(Figure record extracts)

--------------------------------

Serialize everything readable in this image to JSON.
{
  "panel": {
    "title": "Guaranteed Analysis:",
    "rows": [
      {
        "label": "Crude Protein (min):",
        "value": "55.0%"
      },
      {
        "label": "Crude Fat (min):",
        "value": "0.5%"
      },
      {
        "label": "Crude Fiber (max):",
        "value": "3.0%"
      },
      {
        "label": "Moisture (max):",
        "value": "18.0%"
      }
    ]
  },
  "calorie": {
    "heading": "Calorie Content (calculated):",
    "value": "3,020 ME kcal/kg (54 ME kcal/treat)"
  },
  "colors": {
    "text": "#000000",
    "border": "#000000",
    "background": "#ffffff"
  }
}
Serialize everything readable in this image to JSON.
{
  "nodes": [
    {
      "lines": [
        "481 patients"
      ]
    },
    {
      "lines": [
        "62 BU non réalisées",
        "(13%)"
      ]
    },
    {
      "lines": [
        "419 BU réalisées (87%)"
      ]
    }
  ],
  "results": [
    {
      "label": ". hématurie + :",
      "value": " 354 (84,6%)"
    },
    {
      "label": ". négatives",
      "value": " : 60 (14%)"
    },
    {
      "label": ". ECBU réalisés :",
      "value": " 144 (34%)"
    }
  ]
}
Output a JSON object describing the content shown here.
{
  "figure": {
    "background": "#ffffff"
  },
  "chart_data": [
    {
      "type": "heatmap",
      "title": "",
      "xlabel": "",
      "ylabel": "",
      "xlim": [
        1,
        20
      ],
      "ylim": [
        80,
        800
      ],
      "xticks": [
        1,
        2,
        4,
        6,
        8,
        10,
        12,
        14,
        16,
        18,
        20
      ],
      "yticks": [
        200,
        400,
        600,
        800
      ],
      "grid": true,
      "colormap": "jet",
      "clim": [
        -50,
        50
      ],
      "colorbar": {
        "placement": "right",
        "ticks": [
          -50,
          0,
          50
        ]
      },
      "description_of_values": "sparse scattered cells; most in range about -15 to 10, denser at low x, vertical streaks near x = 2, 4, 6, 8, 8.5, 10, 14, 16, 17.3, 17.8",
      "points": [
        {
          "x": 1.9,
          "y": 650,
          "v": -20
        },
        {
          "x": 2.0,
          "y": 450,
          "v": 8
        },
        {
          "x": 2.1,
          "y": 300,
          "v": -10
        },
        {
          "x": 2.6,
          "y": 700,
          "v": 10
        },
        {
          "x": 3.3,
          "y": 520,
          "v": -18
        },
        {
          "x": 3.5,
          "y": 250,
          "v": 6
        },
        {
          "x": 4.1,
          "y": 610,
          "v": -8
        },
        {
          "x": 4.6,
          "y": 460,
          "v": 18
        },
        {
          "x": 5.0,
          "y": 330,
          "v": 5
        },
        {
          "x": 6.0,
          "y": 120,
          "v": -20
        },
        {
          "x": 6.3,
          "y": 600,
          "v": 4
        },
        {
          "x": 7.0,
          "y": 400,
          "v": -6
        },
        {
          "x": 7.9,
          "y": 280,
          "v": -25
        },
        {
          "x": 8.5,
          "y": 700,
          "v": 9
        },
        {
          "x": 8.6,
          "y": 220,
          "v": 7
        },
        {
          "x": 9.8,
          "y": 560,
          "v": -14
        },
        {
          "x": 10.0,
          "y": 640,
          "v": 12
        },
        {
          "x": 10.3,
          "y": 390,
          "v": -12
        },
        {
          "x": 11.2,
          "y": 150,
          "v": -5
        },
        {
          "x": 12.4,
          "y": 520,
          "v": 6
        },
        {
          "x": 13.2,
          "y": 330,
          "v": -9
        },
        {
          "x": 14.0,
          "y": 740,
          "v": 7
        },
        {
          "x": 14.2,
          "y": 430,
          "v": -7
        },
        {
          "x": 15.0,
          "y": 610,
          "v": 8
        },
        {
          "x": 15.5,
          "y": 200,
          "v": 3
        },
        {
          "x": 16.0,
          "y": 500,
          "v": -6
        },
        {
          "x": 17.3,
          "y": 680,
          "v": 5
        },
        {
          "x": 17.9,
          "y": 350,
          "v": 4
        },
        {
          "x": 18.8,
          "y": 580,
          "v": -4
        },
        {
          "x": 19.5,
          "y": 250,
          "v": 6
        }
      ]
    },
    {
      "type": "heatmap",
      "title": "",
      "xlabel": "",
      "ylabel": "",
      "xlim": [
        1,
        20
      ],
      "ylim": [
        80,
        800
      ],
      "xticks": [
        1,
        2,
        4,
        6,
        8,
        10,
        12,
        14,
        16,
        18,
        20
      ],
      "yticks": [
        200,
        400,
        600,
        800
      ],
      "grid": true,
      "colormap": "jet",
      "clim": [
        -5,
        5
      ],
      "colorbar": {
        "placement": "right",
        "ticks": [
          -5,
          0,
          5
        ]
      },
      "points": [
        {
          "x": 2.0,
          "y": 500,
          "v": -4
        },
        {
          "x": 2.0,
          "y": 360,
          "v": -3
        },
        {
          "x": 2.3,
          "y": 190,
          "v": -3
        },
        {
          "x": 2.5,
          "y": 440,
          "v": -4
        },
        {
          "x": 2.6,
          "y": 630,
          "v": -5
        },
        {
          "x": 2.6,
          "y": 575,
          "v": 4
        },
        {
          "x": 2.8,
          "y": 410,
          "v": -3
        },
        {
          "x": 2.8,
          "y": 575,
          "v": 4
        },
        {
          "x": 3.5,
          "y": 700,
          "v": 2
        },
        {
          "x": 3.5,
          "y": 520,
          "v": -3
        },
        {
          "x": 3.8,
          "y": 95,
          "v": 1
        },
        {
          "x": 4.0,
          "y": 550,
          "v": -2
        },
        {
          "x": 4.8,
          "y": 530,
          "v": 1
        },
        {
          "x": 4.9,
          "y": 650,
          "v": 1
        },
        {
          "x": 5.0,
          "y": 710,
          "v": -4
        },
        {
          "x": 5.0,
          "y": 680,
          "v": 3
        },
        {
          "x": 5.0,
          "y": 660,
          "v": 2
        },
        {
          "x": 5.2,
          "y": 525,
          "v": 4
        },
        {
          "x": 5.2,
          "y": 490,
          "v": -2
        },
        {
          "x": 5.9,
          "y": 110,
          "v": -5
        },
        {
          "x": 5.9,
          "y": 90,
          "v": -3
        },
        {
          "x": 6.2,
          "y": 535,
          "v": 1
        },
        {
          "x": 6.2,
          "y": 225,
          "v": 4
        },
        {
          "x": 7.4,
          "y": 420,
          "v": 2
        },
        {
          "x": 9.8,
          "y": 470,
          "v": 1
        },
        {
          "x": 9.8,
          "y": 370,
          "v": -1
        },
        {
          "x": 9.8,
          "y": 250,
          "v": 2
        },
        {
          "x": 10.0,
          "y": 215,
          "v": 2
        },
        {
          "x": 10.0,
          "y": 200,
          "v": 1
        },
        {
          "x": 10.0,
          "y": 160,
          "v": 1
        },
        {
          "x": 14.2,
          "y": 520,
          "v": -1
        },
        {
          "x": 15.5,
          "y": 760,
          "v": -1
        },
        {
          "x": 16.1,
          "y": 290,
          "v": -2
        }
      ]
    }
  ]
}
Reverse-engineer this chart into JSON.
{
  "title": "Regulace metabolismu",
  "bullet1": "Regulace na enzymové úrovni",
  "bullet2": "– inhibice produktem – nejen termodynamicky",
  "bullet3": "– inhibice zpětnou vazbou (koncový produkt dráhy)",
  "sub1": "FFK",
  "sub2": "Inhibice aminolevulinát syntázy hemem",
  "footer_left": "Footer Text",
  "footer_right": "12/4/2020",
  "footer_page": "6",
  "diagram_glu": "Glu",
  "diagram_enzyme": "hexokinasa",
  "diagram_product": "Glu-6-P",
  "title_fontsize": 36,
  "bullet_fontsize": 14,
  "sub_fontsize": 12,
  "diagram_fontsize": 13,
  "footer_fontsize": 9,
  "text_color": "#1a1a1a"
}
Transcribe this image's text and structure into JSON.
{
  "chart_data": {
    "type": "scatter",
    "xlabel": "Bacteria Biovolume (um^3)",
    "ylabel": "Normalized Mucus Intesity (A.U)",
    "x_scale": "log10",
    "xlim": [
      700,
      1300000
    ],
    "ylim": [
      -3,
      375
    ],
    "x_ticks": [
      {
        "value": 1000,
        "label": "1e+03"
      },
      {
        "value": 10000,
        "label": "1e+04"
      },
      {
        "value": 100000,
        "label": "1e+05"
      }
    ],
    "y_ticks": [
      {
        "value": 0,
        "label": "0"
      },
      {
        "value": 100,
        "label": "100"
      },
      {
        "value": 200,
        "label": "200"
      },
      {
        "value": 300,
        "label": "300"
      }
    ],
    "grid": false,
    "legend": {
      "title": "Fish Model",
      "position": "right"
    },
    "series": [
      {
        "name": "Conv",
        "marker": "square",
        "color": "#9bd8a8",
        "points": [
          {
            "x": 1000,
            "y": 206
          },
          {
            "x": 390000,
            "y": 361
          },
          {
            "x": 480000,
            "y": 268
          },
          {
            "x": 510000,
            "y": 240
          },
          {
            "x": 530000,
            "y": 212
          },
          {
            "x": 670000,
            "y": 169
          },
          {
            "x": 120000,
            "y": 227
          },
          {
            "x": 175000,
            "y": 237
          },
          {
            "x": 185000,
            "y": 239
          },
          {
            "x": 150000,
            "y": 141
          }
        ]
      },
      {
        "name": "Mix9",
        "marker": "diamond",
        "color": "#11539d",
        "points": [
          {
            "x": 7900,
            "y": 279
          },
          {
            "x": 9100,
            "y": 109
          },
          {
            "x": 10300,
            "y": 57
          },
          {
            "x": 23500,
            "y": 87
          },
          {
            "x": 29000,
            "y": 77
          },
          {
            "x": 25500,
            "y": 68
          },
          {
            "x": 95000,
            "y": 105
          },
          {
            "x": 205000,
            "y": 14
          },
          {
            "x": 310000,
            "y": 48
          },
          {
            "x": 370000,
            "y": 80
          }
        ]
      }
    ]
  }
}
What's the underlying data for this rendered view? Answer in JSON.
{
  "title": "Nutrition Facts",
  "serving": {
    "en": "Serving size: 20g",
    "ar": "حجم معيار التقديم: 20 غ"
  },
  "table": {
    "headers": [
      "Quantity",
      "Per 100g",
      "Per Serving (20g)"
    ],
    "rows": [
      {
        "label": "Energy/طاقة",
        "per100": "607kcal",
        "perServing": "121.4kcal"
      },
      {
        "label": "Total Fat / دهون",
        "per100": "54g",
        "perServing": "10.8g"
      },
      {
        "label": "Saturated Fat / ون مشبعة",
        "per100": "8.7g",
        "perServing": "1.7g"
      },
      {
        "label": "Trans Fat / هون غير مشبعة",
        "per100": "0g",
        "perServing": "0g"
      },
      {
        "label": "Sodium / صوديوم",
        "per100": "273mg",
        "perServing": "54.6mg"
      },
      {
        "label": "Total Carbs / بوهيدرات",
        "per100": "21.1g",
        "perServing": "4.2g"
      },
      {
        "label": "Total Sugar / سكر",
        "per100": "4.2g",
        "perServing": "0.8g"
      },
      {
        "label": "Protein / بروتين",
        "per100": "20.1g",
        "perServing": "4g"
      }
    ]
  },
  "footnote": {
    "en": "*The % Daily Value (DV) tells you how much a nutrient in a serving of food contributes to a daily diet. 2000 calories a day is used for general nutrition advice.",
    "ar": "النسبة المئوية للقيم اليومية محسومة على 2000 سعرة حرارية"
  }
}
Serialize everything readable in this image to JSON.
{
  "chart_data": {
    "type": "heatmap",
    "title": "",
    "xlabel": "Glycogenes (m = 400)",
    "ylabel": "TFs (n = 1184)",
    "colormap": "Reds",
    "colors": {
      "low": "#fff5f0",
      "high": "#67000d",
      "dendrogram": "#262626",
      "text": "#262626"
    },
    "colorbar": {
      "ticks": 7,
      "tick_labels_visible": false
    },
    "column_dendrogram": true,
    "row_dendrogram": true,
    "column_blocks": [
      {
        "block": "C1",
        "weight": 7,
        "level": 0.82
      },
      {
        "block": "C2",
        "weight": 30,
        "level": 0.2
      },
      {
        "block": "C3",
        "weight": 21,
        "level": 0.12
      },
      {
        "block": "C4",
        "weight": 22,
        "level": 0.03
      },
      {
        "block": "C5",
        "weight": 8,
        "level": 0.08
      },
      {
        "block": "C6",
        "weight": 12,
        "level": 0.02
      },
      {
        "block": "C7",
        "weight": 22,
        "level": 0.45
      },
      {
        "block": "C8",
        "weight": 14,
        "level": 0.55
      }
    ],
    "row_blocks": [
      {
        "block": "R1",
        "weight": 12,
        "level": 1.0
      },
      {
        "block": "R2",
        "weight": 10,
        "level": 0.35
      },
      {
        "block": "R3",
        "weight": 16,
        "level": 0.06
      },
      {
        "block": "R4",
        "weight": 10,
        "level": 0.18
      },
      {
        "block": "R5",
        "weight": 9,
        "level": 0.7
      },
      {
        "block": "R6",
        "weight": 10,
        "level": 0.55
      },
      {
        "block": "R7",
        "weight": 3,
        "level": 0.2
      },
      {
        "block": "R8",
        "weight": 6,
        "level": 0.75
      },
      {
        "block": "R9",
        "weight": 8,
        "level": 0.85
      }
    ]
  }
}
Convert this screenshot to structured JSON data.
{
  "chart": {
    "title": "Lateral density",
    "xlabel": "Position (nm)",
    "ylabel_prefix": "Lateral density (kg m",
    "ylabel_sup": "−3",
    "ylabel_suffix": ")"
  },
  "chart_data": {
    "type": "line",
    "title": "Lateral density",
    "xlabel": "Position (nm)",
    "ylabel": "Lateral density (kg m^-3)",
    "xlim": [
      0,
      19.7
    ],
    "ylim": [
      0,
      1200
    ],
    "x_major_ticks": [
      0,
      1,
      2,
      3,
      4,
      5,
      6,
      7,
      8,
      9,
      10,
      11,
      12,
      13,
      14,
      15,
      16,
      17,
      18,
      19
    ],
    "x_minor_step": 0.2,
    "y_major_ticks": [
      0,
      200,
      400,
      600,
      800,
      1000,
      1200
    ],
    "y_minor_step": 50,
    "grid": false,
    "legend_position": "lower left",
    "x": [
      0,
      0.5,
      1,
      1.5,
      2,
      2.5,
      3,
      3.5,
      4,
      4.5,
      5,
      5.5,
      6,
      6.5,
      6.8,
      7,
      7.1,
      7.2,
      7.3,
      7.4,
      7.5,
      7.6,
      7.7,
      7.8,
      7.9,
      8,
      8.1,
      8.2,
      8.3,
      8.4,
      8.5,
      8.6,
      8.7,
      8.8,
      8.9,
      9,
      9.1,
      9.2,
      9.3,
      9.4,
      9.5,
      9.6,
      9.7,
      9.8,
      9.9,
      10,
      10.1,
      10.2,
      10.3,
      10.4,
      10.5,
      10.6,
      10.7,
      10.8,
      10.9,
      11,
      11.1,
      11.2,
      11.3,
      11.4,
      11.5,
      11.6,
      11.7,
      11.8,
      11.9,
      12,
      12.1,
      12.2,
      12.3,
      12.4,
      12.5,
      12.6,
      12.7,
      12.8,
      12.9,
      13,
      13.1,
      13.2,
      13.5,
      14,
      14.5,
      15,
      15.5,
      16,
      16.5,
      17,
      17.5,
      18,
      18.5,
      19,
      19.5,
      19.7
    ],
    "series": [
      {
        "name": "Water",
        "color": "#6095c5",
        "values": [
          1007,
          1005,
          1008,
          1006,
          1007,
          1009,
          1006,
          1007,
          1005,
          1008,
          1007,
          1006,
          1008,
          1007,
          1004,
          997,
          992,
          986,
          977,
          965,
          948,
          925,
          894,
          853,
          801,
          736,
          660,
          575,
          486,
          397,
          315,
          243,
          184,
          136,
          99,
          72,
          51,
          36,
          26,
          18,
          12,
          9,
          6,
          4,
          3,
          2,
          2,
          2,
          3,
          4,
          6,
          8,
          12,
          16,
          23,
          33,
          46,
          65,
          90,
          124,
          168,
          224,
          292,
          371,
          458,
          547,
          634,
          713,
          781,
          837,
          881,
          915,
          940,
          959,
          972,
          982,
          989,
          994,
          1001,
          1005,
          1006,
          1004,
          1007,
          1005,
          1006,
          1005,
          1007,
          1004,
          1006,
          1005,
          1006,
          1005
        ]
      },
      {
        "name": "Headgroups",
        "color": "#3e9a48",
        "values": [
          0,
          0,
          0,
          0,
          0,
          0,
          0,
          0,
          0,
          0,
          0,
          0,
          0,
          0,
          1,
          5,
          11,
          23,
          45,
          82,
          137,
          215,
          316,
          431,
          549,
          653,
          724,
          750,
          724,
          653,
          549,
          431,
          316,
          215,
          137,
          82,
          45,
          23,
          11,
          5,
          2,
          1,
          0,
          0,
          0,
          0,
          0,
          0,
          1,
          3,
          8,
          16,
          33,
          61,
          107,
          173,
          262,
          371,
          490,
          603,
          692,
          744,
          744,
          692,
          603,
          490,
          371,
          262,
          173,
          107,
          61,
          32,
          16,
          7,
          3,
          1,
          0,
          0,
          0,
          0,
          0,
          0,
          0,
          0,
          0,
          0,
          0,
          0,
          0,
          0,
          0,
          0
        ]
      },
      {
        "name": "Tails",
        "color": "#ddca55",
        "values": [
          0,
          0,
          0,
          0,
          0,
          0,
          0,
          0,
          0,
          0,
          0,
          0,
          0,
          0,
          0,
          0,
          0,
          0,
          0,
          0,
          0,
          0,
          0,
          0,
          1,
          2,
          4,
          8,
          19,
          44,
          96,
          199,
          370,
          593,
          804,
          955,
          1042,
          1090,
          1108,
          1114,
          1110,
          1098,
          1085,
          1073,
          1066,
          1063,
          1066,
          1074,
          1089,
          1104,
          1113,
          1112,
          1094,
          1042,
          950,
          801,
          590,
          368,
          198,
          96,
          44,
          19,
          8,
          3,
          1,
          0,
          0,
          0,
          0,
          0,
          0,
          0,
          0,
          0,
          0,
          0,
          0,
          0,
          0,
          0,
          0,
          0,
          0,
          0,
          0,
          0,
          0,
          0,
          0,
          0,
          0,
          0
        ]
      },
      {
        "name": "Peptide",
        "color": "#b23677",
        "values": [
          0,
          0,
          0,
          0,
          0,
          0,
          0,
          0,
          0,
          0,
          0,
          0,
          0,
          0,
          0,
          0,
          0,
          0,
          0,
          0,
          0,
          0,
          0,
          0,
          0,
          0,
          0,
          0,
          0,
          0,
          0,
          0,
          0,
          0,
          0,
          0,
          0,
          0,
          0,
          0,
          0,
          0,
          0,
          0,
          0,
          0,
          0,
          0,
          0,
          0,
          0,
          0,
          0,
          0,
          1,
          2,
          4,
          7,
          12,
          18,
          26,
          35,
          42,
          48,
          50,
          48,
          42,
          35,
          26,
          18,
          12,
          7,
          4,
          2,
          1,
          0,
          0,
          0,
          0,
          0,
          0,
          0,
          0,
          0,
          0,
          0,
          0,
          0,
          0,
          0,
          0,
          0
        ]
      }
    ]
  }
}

--------------------------------

Tell how many lines in the records above carry the word "perServing". Only the number should appear in the reply.

*EXPECTED OUTPUT*
8